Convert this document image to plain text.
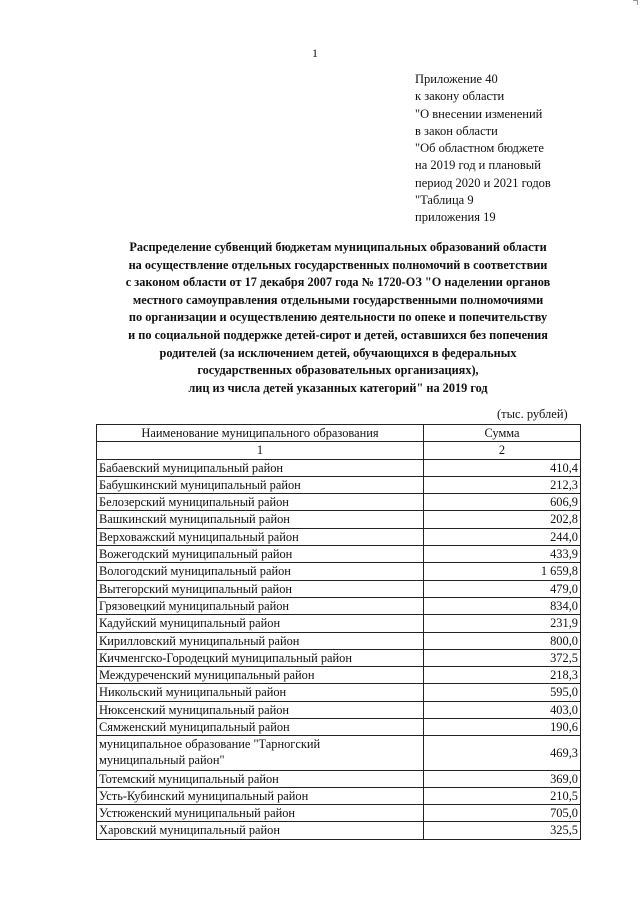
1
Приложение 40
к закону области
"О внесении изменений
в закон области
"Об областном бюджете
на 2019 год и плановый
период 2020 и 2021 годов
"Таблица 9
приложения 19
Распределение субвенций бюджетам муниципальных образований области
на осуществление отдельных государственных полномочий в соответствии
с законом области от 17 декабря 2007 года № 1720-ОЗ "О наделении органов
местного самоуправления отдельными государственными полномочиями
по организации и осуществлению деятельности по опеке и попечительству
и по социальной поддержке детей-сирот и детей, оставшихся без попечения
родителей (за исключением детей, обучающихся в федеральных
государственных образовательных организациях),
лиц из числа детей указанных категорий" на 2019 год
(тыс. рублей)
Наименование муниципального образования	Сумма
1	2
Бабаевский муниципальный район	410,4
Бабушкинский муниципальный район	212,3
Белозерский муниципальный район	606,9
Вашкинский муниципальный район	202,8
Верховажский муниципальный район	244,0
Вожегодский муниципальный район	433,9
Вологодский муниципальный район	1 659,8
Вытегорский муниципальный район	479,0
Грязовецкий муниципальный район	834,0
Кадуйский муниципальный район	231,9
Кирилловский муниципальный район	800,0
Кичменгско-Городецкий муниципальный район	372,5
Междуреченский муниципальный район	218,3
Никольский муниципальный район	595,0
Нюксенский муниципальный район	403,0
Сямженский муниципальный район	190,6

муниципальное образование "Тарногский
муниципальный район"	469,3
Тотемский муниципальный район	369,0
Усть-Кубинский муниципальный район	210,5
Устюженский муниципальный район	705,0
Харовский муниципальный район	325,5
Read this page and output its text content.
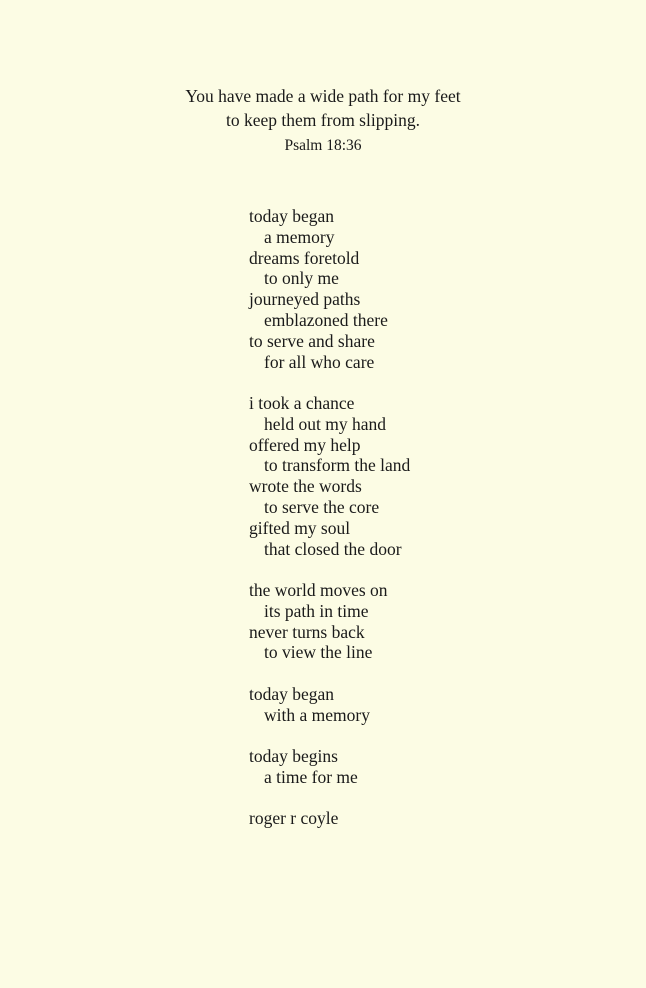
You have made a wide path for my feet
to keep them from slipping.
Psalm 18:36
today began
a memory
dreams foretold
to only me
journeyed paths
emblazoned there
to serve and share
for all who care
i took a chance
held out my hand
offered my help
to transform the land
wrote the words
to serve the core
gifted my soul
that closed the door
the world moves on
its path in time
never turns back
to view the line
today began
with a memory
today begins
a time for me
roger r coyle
◇ ◇ ◇
● **WHAT IS BEING ASKED**:
Reproduce each entry verbatim, excluding any embedded images.

● **RESPONSE BELOW**:
Convert this document image to plain text.
1
Приложение 40
к закону области
"О внесении изменений
в закон области
"Об областном бюджете
на 2019 год и плановый
период 2020 и 2021 годов
"Таблица 9
приложения 19
Распределение субвенций бюджетам муниципальных образований области
на осуществление отдельных государственных полномочий в соответствии
с законом области от 17 декабря 2007 года № 1720-ОЗ "О наделении органов
местного самоуправления отдельными государственными полномочиями
по организации и осуществлению деятельности по опеке и попечительству
и по социальной поддержке детей-сирот и детей, оставшихся без попечения
родителей (за исключением детей, обучающихся в федеральных
государственных образовательных организациях),
лиц из числа детей указанных категорий" на 2019 год
(тыс. рублей)
Наименование муниципального образования	Сумма
1	2
Бабаевский муниципальный район	410,4
Бабушкинский муниципальный район	212,3
Белозерский муниципальный район	606,9
Вашкинский муниципальный район	202,8
Верховажский муниципальный район	244,0
Вожегодский муниципальный район	433,9
Вологодский муниципальный район	1 659,8
Вытегорский муниципальный район	479,0
Грязовецкий муниципальный район	834,0
Кадуйский муниципальный район	231,9
Кирилловский муниципальный район	800,0
Кичменгско-Городецкий муниципальный район	372,5
Междуреченский муниципальный район	218,3
Никольский муниципальный район	595,0
Нюксенский муниципальный район	403,0
Сямженский муниципальный район	190,6

муниципальное образование "Тарногский
муниципальный район"	469,3
Тотемский муниципальный район	369,0
Усть-Кубинский муниципальный район	210,5
Устюженский муниципальный район	705,0
Харовский муниципальный район	325,5
Read this page and output its text content.
You have made a wide path for my feet
to keep them from slipping.
Psalm 18:36
today began
a memory
dreams foretold
to only me
journeyed paths
emblazoned there
to serve and share
for all who care
i took a chance
held out my hand
offered my help
to transform the land
wrote the words
to serve the core
gifted my soul
that closed the door
the world moves on
its path in time
never turns back
to view the line
today began
with a memory
today begins
a time for me
roger r coyle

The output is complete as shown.